[Start Records supplied]
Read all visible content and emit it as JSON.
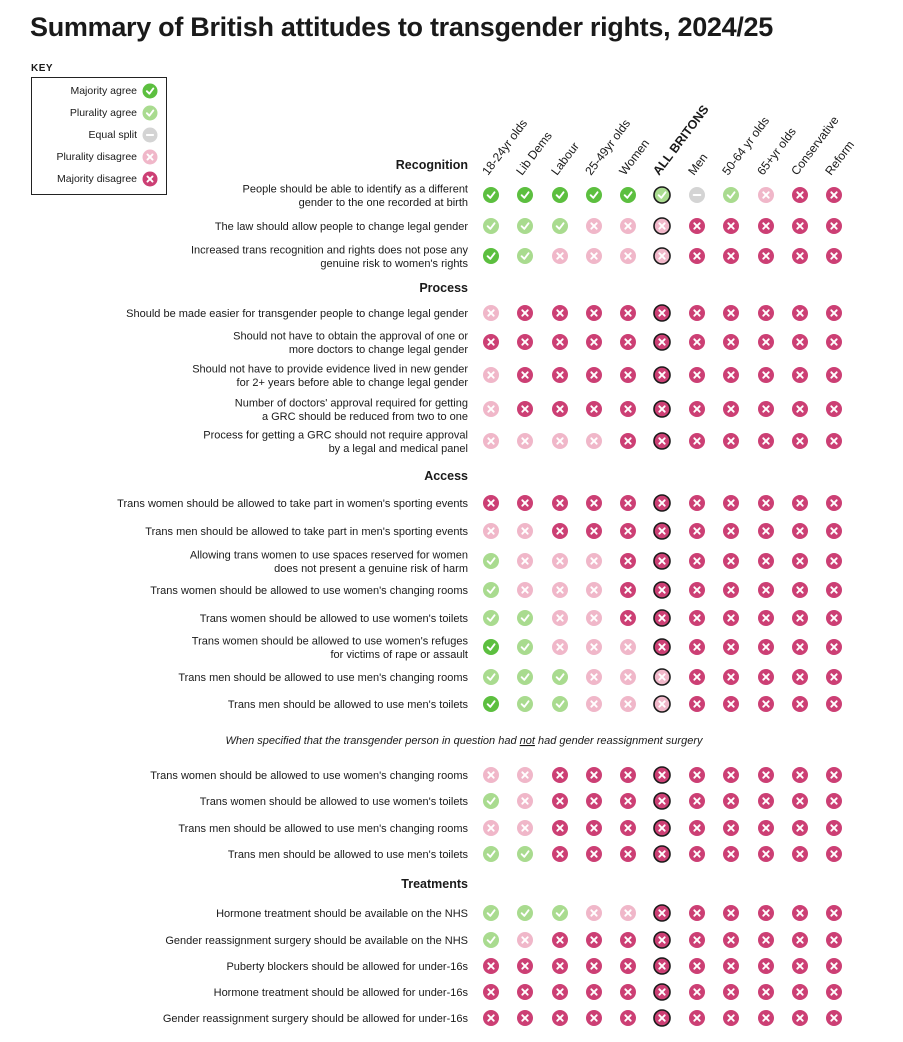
{
  "title": "Summary of British attitudes to transgender rights, 2024/25",
  "key": {
    "label": "KEY",
    "items": [
      {
        "code": "MA",
        "label": "Majority agree"
      },
      {
        "code": "PA",
        "label": "Plurality agree"
      },
      {
        "code": "ES",
        "label": "Equal split"
      },
      {
        "code": "PD",
        "label": "Plurality disagree"
      },
      {
        "code": "MD",
        "label": "Majority disagree"
      }
    ]
  },
  "colors": {
    "MA": "#5cbf3f",
    "PA": "#a9db8f",
    "ES": "#d4d4d4",
    "PD": "#f0b7c9",
    "MD": "#cc3f74",
    "highlight_border": "#1a1a1a"
  },
  "chart_data": {
    "type": "table",
    "title": "Summary of British attitudes to transgender rights, 2024/25",
    "legend": {
      "MA": "Majority agree",
      "PA": "Plurality agree",
      "ES": "Equal split",
      "PD": "Plurality disagree",
      "MD": "Majority disagree"
    },
    "columns": [
      "18-24yr olds",
      "Lib Dems",
      "Labour",
      "25-49yr olds",
      "Women",
      "ALL BRITONS",
      "Men",
      "50-64 yr olds",
      "65+yr olds",
      "Conservative",
      "Reform"
    ],
    "highlight_column": 5,
    "note": "When specified that the transgender person in question had not had gender reassignment surgery",
    "note_parts": [
      "When specified that the transgender person in question had ",
      "not",
      " had gender reassignment surgery"
    ],
    "sections": [
      {
        "name": "Recognition",
        "rows": [
          {
            "label": [
              "People should be able to identify as a different",
              "gender to the one recorded at birth"
            ],
            "values": [
              "MA",
              "MA",
              "MA",
              "MA",
              "MA",
              "PA",
              "ES",
              "PA",
              "PD",
              "MD",
              "MD"
            ]
          },
          {
            "label": [
              "The law should allow people to change legal gender"
            ],
            "values": [
              "PA",
              "PA",
              "PA",
              "PD",
              "PD",
              "PD",
              "MD",
              "MD",
              "MD",
              "MD",
              "MD"
            ]
          },
          {
            "label": [
              "Increased trans recognition and rights does not pose any",
              "genuine risk to women's rights"
            ],
            "values": [
              "MA",
              "PA",
              "PD",
              "PD",
              "PD",
              "PD",
              "MD",
              "MD",
              "MD",
              "MD",
              "MD"
            ]
          }
        ]
      },
      {
        "name": "Process",
        "rows": [
          {
            "label": [
              "Should be made easier for transgender people to change legal gender"
            ],
            "values": [
              "PD",
              "MD",
              "MD",
              "MD",
              "MD",
              "MD",
              "MD",
              "MD",
              "MD",
              "MD",
              "MD"
            ]
          },
          {
            "label": [
              "Should not have to obtain the approval of one or",
              "more doctors to change legal gender"
            ],
            "values": [
              "MD",
              "MD",
              "MD",
              "MD",
              "MD",
              "MD",
              "MD",
              "MD",
              "MD",
              "MD",
              "MD"
            ]
          },
          {
            "label": [
              "Should not have to provide evidence lived in new gender",
              "for 2+ years before able to change legal gender"
            ],
            "values": [
              "PD",
              "MD",
              "MD",
              "MD",
              "MD",
              "MD",
              "MD",
              "MD",
              "MD",
              "MD",
              "MD"
            ]
          },
          {
            "label": [
              "Number of doctors' approval required for getting",
              "a GRC should be reduced from two to one"
            ],
            "values": [
              "PD",
              "MD",
              "MD",
              "MD",
              "MD",
              "MD",
              "MD",
              "MD",
              "MD",
              "MD",
              "MD"
            ]
          },
          {
            "label": [
              "Process for getting a GRC should not require approval",
              "by a legal and medical panel"
            ],
            "values": [
              "PD",
              "PD",
              "PD",
              "PD",
              "MD",
              "MD",
              "MD",
              "MD",
              "MD",
              "MD",
              "MD"
            ]
          }
        ]
      },
      {
        "name": "Access",
        "rows": [
          {
            "label": [
              "Trans women should be allowed to take part in women's sporting events"
            ],
            "values": [
              "MD",
              "MD",
              "MD",
              "MD",
              "MD",
              "MD",
              "MD",
              "MD",
              "MD",
              "MD",
              "MD"
            ]
          },
          {
            "label": [
              "Trans men should be allowed to take part in men's sporting events"
            ],
            "values": [
              "PD",
              "PD",
              "MD",
              "MD",
              "MD",
              "MD",
              "MD",
              "MD",
              "MD",
              "MD",
              "MD"
            ]
          },
          {
            "label": [
              "Allowing trans women to use spaces reserved for women",
              "does not present a genuine risk of harm"
            ],
            "values": [
              "PA",
              "PD",
              "PD",
              "PD",
              "MD",
              "MD",
              "MD",
              "MD",
              "MD",
              "MD",
              "MD"
            ]
          },
          {
            "label": [
              "Trans women should be allowed to use women's changing rooms"
            ],
            "values": [
              "PA",
              "PD",
              "PD",
              "PD",
              "MD",
              "MD",
              "MD",
              "MD",
              "MD",
              "MD",
              "MD"
            ]
          },
          {
            "label": [
              "Trans women should be allowed to use women's toilets"
            ],
            "values": [
              "PA",
              "PA",
              "PD",
              "PD",
              "MD",
              "MD",
              "MD",
              "MD",
              "MD",
              "MD",
              "MD"
            ]
          },
          {
            "label": [
              "Trans women should be allowed to use women's refuges",
              "for victims of rape or assault"
            ],
            "values": [
              "MA",
              "PA",
              "PD",
              "PD",
              "PD",
              "MD",
              "MD",
              "MD",
              "MD",
              "MD",
              "MD"
            ]
          },
          {
            "label": [
              "Trans men should be allowed to use men's changing rooms"
            ],
            "values": [
              "PA",
              "PA",
              "PA",
              "PD",
              "PD",
              "PD",
              "MD",
              "MD",
              "MD",
              "MD",
              "MD"
            ]
          },
          {
            "label": [
              "Trans men should be allowed to use men's toilets"
            ],
            "values": [
              "MA",
              "PA",
              "PA",
              "PD",
              "PD",
              "PD",
              "MD",
              "MD",
              "MD",
              "MD",
              "MD"
            ]
          }
        ]
      },
      {
        "name": "",
        "rows": [
          {
            "label": [
              "Trans women should be allowed to use women's changing rooms"
            ],
            "values": [
              "PD",
              "PD",
              "MD",
              "MD",
              "MD",
              "MD",
              "MD",
              "MD",
              "MD",
              "MD",
              "MD"
            ]
          },
          {
            "label": [
              "Trans women should be allowed to use women's toilets"
            ],
            "values": [
              "PA",
              "PD",
              "MD",
              "MD",
              "MD",
              "MD",
              "MD",
              "MD",
              "MD",
              "MD",
              "MD"
            ]
          },
          {
            "label": [
              "Trans men should be allowed to use men's changing rooms"
            ],
            "values": [
              "PD",
              "PD",
              "MD",
              "MD",
              "MD",
              "MD",
              "MD",
              "MD",
              "MD",
              "MD",
              "MD"
            ]
          },
          {
            "label": [
              "Trans men should be allowed to use men's toilets"
            ],
            "values": [
              "PA",
              "PA",
              "MD",
              "MD",
              "MD",
              "MD",
              "MD",
              "MD",
              "MD",
              "MD",
              "MD"
            ]
          }
        ]
      },
      {
        "name": "Treatments",
        "rows": [
          {
            "label": [
              "Hormone treatment should be available on the NHS"
            ],
            "values": [
              "PA",
              "PA",
              "PA",
              "PD",
              "PD",
              "MD",
              "MD",
              "MD",
              "MD",
              "MD",
              "MD"
            ]
          },
          {
            "label": [
              "Gender reassignment surgery should be available on the NHS"
            ],
            "values": [
              "PA",
              "PD",
              "MD",
              "MD",
              "MD",
              "MD",
              "MD",
              "MD",
              "MD",
              "MD",
              "MD"
            ]
          },
          {
            "label": [
              "Puberty blockers should be allowed for under-16s"
            ],
            "values": [
              "MD",
              "MD",
              "MD",
              "MD",
              "MD",
              "MD",
              "MD",
              "MD",
              "MD",
              "MD",
              "MD"
            ]
          },
          {
            "label": [
              "Hormone treatment should be allowed for under-16s"
            ],
            "values": [
              "MD",
              "MD",
              "MD",
              "MD",
              "MD",
              "MD",
              "MD",
              "MD",
              "MD",
              "MD",
              "MD"
            ]
          },
          {
            "label": [
              "Gender reassignment surgery should be allowed for under-16s"
            ],
            "values": [
              "MD",
              "MD",
              "MD",
              "MD",
              "MD",
              "MD",
              "MD",
              "MD",
              "MD",
              "MD",
              "MD"
            ]
          }
        ]
      }
    ]
  }
}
[End Records supplied]
> **Exercise description**
Copy out every line of the data that includes the word "change".

> **Output for this exercise**
              "The law should allow people to change legal gender"
              "Should be made easier for transgender people to change legal gender"
              "more doctors to change legal gender"
              "for 2+ years before able to change legal gender"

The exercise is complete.